## Given problem
Work through the data below line by line and say how many lines hold "view"; give only the number.

## Given data
:::
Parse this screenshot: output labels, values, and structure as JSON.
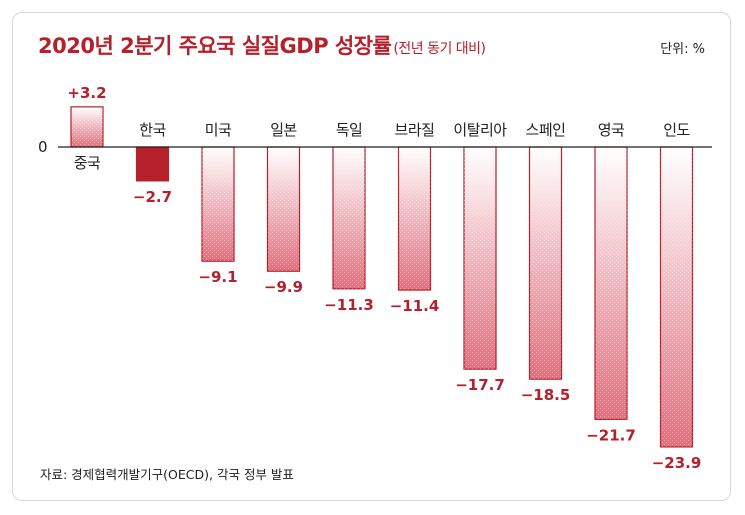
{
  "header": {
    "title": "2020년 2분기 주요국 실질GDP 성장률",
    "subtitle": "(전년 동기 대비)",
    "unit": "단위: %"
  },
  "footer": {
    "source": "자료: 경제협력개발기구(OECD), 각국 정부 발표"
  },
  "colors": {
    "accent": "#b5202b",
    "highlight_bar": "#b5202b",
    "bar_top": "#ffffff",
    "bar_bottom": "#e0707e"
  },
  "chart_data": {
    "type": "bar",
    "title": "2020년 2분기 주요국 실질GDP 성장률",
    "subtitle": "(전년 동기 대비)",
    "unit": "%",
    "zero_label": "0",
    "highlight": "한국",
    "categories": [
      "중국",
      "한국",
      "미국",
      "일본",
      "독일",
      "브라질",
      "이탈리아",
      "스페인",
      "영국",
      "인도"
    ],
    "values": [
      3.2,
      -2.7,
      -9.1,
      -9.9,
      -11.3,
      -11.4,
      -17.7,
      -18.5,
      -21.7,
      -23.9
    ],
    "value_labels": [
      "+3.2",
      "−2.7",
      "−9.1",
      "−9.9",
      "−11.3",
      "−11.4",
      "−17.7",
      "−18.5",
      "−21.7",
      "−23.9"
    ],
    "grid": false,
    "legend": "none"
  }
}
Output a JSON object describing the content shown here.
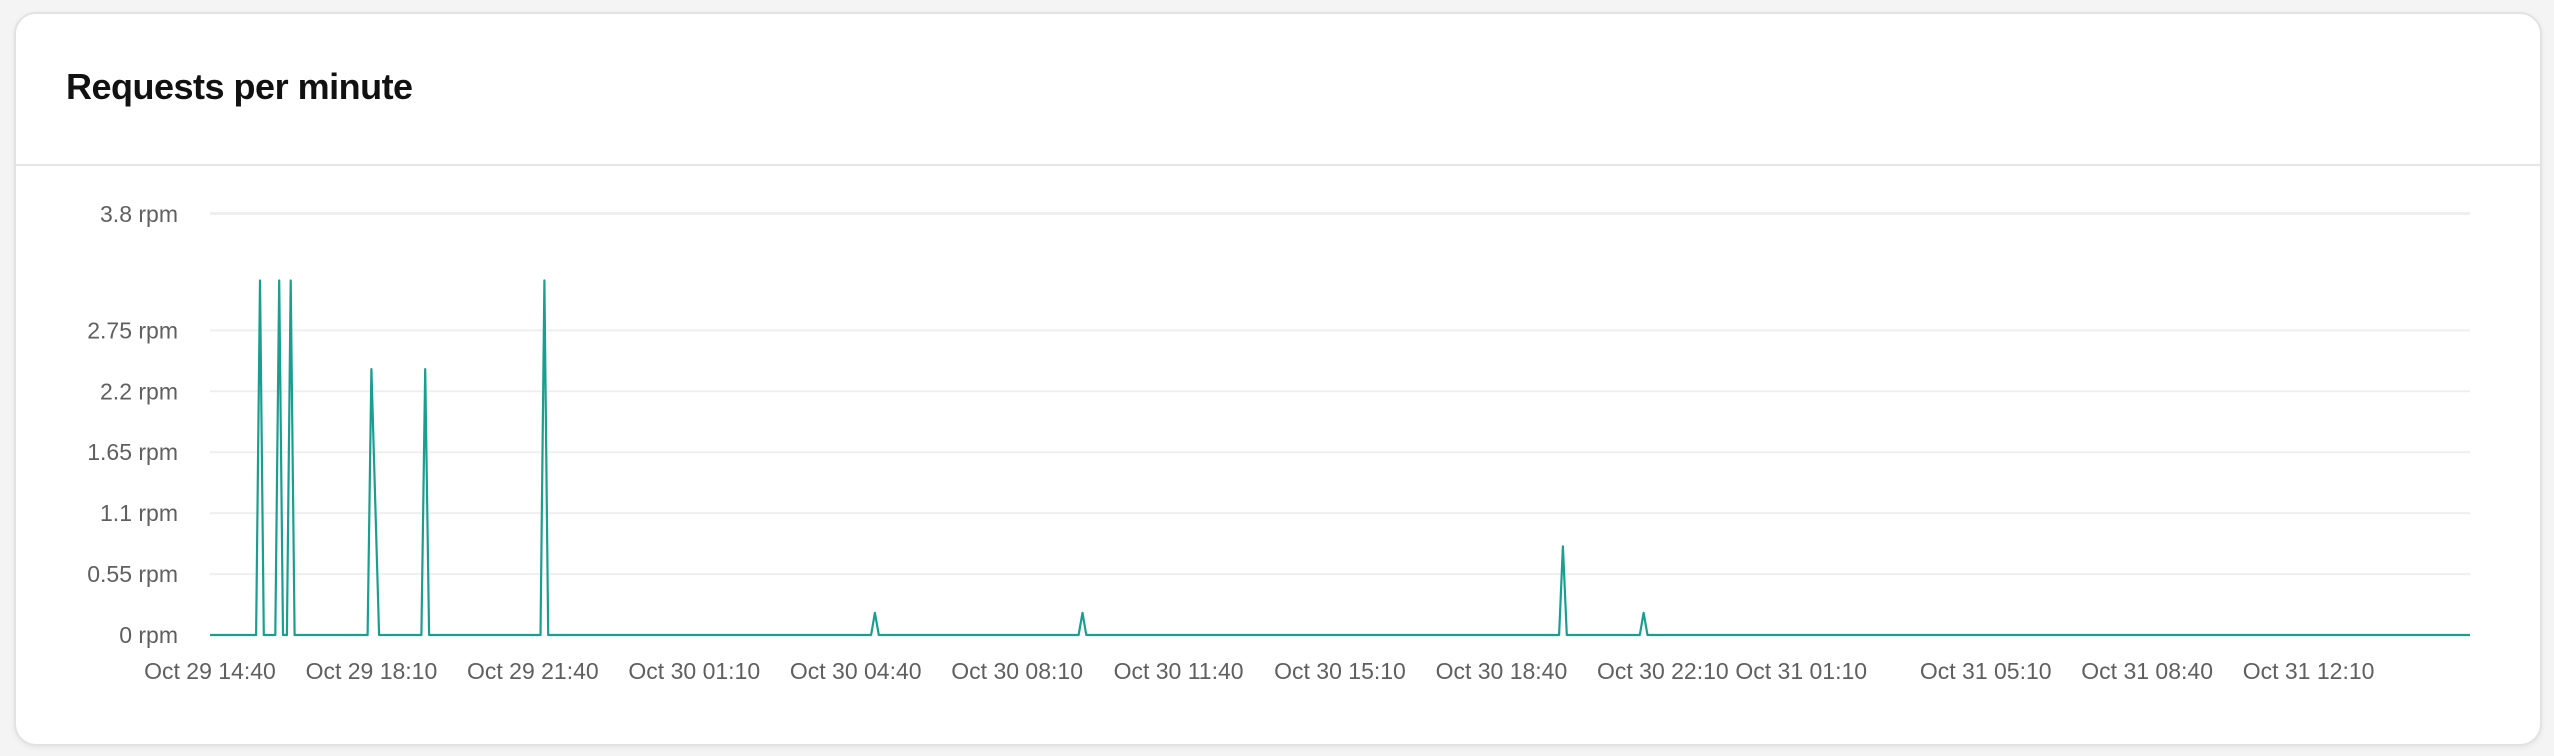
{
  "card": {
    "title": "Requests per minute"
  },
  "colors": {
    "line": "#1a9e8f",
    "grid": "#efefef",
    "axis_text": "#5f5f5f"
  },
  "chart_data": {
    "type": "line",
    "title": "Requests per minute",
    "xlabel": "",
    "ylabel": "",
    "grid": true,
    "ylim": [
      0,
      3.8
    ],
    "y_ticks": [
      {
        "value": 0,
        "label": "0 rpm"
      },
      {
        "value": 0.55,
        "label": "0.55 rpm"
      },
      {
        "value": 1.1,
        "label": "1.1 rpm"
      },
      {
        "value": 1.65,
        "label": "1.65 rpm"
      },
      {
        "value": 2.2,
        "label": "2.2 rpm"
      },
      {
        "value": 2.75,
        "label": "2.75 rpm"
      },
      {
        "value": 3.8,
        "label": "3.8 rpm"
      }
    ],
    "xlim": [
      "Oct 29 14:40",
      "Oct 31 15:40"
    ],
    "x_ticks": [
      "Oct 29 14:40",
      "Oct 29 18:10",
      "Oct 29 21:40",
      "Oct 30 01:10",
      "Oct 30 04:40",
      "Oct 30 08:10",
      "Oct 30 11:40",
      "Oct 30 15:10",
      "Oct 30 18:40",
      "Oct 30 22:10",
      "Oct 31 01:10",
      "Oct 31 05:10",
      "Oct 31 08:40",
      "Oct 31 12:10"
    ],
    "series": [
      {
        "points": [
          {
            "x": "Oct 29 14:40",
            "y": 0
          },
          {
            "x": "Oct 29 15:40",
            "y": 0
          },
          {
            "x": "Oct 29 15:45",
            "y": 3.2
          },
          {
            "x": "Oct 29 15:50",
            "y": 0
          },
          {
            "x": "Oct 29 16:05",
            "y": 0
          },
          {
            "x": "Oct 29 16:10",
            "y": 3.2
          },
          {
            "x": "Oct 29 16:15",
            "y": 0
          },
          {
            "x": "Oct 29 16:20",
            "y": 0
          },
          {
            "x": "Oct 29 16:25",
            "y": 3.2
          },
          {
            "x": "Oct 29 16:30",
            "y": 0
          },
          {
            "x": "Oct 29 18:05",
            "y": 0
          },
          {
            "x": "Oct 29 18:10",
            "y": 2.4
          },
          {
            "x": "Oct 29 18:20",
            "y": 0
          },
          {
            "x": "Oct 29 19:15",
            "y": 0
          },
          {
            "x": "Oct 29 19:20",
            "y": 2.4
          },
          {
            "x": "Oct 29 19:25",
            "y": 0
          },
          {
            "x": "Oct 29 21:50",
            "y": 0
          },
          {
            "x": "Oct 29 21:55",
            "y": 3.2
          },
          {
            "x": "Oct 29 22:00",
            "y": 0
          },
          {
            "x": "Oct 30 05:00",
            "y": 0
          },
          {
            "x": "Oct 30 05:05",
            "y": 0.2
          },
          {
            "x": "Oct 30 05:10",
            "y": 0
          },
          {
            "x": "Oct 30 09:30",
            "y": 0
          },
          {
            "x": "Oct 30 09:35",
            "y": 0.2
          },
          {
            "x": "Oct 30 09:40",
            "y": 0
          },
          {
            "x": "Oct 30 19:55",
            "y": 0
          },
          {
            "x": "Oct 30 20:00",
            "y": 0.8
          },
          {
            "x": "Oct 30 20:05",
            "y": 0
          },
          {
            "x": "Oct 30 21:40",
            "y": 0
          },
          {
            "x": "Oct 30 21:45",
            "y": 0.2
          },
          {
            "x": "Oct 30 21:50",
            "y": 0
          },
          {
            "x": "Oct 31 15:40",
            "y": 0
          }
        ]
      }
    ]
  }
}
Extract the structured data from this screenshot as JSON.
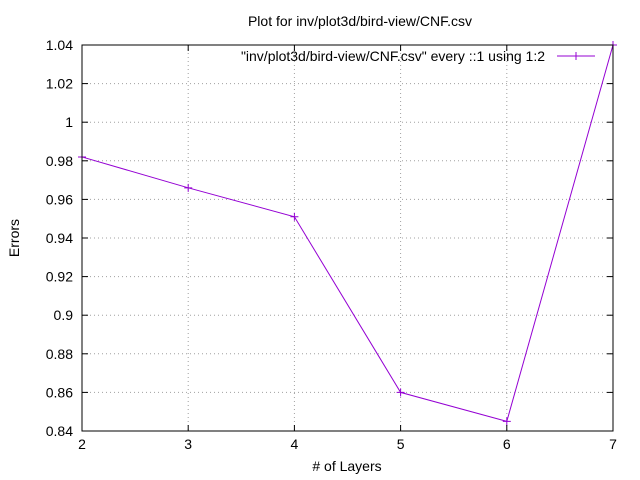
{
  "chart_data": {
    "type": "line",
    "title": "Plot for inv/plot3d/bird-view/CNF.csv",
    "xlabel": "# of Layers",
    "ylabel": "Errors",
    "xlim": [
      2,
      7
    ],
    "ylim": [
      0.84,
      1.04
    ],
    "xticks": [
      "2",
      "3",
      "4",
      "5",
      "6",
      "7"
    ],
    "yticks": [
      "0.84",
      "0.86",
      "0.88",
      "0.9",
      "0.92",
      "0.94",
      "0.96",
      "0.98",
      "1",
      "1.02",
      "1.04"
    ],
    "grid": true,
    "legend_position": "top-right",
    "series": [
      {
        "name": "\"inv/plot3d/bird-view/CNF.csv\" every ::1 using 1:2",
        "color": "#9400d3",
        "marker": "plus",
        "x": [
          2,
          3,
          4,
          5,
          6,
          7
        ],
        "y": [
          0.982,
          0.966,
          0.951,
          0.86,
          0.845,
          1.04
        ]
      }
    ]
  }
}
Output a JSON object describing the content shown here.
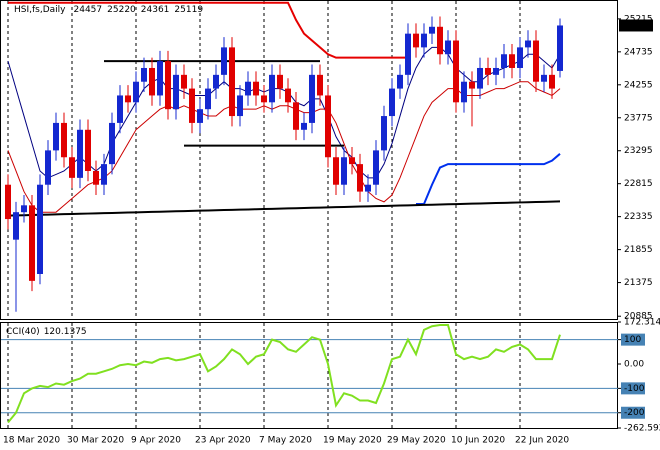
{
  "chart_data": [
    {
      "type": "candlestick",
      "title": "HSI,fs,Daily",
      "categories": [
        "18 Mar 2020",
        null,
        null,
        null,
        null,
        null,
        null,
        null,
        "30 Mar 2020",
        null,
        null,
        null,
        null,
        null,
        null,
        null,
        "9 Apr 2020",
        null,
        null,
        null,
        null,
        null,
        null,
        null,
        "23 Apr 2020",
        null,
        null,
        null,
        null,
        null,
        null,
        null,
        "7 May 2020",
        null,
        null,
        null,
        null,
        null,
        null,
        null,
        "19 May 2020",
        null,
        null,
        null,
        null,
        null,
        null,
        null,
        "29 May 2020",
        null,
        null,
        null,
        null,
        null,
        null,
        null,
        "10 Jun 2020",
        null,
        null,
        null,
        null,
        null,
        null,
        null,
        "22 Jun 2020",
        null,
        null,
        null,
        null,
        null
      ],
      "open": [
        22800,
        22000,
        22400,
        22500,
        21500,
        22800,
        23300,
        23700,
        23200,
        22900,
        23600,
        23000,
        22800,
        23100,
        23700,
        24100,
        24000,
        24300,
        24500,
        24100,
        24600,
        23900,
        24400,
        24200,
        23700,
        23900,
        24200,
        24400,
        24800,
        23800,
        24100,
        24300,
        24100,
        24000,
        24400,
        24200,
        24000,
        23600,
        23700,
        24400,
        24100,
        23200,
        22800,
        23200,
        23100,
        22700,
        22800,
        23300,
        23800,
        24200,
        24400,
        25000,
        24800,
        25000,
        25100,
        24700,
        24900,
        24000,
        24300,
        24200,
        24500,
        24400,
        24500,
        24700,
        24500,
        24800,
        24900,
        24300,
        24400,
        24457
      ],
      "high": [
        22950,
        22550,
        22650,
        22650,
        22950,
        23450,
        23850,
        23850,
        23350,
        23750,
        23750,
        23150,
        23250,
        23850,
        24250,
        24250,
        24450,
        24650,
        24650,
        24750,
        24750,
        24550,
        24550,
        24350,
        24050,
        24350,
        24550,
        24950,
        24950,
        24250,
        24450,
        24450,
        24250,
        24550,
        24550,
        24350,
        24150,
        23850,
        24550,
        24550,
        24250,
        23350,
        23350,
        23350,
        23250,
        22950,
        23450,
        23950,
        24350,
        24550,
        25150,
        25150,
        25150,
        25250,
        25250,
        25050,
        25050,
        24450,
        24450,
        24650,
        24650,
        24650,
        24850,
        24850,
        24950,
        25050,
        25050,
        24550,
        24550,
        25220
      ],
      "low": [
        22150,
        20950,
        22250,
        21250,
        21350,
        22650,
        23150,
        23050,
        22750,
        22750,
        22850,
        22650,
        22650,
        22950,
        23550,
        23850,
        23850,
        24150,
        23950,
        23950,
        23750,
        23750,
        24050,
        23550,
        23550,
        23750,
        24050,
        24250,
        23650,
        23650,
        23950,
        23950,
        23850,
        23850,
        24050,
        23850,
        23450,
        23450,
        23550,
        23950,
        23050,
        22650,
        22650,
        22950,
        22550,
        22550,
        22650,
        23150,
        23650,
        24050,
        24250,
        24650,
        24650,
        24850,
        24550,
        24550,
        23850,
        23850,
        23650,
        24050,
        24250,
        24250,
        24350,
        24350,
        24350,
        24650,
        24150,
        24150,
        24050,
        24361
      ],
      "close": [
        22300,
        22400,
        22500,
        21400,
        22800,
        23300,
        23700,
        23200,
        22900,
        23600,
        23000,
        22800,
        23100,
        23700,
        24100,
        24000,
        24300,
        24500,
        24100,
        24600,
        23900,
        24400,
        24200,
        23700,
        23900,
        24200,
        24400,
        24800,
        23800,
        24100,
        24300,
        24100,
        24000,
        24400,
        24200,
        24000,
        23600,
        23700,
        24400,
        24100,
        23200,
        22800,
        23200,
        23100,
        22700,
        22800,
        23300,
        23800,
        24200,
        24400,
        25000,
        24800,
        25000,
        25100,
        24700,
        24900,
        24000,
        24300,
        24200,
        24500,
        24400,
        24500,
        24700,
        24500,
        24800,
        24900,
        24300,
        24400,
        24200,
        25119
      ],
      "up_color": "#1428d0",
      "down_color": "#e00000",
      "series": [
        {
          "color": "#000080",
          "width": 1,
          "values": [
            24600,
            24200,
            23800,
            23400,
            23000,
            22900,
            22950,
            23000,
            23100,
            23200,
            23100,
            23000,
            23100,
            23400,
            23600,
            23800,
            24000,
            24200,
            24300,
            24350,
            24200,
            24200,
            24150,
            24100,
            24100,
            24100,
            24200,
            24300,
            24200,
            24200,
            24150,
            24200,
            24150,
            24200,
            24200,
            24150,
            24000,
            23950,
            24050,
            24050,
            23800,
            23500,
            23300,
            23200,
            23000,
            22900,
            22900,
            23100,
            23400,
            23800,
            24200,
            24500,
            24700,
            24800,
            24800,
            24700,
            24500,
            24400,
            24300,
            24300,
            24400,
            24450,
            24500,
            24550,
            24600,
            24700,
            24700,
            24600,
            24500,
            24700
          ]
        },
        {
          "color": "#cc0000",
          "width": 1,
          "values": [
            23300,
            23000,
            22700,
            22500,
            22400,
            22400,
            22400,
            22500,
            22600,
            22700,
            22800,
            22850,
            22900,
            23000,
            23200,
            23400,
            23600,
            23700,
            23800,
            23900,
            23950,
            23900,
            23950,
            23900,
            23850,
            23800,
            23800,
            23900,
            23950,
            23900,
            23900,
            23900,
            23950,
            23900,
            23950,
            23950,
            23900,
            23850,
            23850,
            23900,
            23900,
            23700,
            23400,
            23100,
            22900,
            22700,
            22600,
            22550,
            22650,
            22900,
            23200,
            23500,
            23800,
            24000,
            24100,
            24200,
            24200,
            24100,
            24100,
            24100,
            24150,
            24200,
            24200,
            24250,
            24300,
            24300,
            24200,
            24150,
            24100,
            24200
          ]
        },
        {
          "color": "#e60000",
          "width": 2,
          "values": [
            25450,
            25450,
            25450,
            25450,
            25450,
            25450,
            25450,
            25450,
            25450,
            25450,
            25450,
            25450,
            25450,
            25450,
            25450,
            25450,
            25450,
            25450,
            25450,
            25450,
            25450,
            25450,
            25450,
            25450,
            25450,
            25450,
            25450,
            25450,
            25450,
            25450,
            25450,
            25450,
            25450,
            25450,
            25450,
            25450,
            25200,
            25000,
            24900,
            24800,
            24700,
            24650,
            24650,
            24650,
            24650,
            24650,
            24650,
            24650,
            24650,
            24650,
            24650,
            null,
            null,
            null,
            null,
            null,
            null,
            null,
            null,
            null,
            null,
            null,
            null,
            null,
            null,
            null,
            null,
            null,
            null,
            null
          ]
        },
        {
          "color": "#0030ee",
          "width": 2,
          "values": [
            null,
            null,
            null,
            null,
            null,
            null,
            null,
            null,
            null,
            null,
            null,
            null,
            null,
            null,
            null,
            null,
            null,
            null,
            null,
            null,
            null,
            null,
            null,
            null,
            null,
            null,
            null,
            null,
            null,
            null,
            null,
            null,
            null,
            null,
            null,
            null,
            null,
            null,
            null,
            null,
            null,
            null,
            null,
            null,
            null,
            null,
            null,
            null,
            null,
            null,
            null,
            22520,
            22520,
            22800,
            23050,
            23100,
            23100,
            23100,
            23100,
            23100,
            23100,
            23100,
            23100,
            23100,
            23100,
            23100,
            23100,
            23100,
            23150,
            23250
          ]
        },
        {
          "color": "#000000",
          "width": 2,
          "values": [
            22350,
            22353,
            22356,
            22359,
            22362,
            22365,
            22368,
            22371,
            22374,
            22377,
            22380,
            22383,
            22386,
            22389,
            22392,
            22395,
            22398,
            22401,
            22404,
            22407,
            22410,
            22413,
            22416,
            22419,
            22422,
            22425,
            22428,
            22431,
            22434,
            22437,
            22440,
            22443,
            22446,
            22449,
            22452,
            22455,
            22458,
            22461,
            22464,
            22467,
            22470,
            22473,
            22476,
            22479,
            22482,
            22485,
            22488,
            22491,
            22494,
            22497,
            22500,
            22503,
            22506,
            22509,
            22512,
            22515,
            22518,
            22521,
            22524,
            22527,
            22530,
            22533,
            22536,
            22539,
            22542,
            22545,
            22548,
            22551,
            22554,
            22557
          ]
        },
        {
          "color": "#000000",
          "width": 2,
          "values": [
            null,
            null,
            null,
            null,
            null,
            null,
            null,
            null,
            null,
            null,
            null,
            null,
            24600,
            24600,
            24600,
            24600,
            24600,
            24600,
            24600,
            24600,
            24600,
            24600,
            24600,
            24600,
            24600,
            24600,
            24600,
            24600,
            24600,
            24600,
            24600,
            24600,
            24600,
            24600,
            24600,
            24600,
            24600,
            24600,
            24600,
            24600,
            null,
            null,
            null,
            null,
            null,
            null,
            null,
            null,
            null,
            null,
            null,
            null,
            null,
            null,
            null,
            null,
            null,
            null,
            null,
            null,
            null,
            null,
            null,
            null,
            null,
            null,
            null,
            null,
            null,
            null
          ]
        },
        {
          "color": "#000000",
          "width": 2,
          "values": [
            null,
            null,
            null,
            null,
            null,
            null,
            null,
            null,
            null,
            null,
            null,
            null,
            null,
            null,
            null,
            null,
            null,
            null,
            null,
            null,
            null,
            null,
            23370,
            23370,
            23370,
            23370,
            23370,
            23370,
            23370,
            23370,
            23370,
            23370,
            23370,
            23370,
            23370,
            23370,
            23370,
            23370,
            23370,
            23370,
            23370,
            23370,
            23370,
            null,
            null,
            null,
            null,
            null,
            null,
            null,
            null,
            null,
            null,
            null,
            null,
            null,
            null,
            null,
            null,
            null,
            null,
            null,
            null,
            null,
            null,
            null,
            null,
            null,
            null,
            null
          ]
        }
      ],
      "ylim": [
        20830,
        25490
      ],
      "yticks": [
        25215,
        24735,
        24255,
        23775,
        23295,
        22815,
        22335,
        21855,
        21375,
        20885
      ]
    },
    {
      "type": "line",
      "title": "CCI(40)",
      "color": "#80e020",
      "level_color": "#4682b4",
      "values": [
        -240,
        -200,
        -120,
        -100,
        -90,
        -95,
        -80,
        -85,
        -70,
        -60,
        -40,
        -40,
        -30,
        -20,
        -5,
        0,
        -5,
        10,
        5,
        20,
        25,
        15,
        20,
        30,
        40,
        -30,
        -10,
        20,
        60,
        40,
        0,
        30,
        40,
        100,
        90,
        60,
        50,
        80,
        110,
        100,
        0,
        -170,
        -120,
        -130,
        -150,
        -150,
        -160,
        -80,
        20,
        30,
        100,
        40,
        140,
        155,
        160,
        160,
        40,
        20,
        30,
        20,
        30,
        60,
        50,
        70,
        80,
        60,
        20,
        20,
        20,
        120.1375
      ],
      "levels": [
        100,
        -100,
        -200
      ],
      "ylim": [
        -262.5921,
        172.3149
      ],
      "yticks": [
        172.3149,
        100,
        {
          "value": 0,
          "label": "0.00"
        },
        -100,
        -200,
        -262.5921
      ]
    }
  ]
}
:::
## Exercise answer
2